* _Work required_
Wherever a line holds the string "your", copy that line.
*** Input rows ***
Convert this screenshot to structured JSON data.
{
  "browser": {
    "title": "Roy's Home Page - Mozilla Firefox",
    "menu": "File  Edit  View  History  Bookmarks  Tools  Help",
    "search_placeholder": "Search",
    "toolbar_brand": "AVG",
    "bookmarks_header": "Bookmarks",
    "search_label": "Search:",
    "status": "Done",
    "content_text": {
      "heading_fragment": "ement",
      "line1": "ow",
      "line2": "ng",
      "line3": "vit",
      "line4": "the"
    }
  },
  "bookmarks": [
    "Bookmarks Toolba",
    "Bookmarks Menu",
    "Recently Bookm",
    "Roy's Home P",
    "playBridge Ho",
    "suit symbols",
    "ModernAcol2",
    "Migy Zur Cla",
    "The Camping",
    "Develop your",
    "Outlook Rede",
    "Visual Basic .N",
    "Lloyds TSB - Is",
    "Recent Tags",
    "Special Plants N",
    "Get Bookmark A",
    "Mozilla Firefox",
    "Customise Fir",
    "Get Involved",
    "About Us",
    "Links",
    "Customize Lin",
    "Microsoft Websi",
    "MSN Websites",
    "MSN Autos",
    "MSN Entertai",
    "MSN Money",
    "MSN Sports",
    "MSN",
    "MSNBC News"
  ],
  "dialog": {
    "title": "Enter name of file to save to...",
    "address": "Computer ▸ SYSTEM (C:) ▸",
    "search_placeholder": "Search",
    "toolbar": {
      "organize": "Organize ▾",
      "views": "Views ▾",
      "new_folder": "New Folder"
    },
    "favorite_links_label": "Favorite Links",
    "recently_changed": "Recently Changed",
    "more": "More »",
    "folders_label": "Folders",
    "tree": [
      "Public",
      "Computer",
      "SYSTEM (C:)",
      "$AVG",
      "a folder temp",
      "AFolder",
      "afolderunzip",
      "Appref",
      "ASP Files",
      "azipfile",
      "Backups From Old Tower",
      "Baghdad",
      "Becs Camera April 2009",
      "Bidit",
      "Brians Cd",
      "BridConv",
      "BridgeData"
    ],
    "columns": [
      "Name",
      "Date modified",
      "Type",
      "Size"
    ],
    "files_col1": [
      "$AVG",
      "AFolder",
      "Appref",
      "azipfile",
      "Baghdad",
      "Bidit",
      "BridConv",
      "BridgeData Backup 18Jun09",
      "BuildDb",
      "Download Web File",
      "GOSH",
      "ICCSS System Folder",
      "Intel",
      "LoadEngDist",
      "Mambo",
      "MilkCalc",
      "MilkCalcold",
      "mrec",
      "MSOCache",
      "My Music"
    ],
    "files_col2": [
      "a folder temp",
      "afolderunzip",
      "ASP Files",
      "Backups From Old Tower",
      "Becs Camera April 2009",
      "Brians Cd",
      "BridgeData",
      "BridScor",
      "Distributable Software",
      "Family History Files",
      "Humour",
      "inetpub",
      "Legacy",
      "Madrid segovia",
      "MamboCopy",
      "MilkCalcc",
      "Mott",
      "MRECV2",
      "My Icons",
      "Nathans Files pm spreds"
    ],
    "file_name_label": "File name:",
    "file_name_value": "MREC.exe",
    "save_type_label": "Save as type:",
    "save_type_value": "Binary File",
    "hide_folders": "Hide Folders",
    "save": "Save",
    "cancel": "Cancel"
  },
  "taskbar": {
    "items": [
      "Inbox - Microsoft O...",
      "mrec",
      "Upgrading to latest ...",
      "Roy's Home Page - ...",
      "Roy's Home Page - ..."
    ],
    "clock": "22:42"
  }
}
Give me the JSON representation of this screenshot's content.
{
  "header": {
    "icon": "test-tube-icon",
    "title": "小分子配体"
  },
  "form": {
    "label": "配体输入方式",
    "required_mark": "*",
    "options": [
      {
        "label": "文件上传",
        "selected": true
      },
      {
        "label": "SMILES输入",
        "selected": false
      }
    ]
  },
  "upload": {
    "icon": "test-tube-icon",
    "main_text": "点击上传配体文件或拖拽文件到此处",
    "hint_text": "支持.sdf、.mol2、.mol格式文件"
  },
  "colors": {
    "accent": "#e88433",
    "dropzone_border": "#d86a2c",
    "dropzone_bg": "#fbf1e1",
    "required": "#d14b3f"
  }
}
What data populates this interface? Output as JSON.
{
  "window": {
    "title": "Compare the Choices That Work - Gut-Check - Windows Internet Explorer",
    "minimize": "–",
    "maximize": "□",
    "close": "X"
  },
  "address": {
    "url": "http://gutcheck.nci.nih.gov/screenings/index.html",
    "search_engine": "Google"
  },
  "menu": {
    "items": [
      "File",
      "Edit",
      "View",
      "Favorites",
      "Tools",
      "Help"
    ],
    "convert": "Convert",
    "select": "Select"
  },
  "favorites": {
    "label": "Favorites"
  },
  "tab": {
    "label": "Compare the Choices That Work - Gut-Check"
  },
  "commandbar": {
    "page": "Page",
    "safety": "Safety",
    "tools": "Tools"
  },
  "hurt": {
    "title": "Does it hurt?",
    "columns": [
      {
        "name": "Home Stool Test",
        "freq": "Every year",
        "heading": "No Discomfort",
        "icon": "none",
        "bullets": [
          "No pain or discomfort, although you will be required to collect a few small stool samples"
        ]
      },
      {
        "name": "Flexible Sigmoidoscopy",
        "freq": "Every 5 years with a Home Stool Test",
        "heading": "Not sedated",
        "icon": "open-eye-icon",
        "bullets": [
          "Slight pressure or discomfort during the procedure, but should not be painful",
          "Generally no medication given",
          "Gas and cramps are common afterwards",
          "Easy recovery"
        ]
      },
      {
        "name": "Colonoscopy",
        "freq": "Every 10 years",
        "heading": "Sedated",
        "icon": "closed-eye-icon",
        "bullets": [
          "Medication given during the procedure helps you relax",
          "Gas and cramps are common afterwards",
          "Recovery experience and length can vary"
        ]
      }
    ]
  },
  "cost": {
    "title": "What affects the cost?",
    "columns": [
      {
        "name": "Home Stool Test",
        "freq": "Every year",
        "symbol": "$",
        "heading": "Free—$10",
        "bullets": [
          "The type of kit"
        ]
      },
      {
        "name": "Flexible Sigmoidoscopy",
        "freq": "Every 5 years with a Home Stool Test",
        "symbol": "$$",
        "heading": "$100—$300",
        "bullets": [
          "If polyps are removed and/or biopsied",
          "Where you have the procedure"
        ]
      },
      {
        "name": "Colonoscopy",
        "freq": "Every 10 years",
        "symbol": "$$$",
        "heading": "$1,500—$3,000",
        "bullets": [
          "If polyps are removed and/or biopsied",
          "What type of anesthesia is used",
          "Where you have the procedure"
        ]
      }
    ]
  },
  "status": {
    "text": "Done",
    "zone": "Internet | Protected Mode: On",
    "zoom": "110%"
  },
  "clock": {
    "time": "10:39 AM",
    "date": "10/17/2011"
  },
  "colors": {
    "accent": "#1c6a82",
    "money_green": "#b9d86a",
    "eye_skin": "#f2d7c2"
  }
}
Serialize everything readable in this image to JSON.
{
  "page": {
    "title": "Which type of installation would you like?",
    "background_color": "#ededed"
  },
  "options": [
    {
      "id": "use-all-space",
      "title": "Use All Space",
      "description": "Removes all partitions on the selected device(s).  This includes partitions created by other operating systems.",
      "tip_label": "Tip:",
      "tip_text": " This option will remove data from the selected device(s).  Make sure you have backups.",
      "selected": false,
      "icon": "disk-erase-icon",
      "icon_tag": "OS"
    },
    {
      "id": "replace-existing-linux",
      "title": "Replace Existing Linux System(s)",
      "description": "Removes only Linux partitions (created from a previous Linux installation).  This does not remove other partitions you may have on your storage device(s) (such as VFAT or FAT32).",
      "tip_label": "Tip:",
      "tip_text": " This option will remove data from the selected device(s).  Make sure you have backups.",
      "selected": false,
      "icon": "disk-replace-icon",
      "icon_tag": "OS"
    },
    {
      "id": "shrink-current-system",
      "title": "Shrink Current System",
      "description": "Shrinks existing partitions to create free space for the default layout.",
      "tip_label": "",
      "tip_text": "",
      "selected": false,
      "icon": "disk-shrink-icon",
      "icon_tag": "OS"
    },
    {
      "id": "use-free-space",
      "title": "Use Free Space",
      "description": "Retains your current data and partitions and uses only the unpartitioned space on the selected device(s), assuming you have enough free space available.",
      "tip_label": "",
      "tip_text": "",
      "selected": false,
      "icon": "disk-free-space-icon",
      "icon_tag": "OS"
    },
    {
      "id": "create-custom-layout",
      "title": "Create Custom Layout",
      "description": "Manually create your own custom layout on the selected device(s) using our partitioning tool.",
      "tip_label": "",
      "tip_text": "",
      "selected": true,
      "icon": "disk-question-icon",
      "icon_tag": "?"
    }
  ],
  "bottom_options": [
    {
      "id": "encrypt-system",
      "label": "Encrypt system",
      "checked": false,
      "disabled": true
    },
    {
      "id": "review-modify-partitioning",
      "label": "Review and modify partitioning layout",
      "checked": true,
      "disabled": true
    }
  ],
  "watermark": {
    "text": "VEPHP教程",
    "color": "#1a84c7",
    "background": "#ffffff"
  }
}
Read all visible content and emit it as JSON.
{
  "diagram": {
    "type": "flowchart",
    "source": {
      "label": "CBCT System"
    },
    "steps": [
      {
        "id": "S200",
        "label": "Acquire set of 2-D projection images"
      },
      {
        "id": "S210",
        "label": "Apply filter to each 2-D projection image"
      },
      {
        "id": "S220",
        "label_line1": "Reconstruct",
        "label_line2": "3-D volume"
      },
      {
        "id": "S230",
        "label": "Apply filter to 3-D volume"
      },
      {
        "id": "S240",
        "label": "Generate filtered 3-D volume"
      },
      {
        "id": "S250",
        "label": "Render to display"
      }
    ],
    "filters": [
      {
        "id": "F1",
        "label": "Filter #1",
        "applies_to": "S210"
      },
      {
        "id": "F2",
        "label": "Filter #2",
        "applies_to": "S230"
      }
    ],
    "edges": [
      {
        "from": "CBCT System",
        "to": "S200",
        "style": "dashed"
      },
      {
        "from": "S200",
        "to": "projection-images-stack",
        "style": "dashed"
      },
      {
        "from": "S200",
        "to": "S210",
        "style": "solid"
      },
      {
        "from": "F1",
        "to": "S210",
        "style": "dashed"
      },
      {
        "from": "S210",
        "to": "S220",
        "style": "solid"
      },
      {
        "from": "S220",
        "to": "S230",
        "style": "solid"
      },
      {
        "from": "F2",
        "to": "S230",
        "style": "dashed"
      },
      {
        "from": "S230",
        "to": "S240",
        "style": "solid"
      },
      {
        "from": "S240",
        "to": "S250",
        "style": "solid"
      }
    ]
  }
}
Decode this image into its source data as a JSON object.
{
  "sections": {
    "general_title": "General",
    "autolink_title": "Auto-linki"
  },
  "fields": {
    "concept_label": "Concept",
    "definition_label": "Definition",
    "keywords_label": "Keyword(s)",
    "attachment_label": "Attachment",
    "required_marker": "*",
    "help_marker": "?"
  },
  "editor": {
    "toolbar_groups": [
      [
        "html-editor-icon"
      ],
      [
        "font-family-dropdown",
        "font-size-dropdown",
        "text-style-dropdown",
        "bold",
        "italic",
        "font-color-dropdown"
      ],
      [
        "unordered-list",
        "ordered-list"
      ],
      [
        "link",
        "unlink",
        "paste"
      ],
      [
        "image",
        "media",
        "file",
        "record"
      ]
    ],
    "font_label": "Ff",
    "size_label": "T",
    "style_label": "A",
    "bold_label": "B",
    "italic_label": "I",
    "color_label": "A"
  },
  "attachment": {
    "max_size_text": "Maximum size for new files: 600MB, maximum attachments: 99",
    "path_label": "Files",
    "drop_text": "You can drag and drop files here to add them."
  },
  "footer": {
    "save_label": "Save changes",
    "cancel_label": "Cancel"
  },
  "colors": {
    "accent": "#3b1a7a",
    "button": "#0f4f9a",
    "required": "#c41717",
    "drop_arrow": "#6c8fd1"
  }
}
***
* _Solution for this task_
    "Develop your",
      "description": "Removes only Linux partitions (created from a previous Linux installation).  This does not remove other partitions you may have on your storage device(s) (such as VFAT or FAT32).",
      "description": "Retains your current data and partitions and uses only the unpartitioned space on the selected device(s), assuming you have enough free space available.",
      "description": "Manually create your own custom layout on the selected device(s) using our partitioning tool.",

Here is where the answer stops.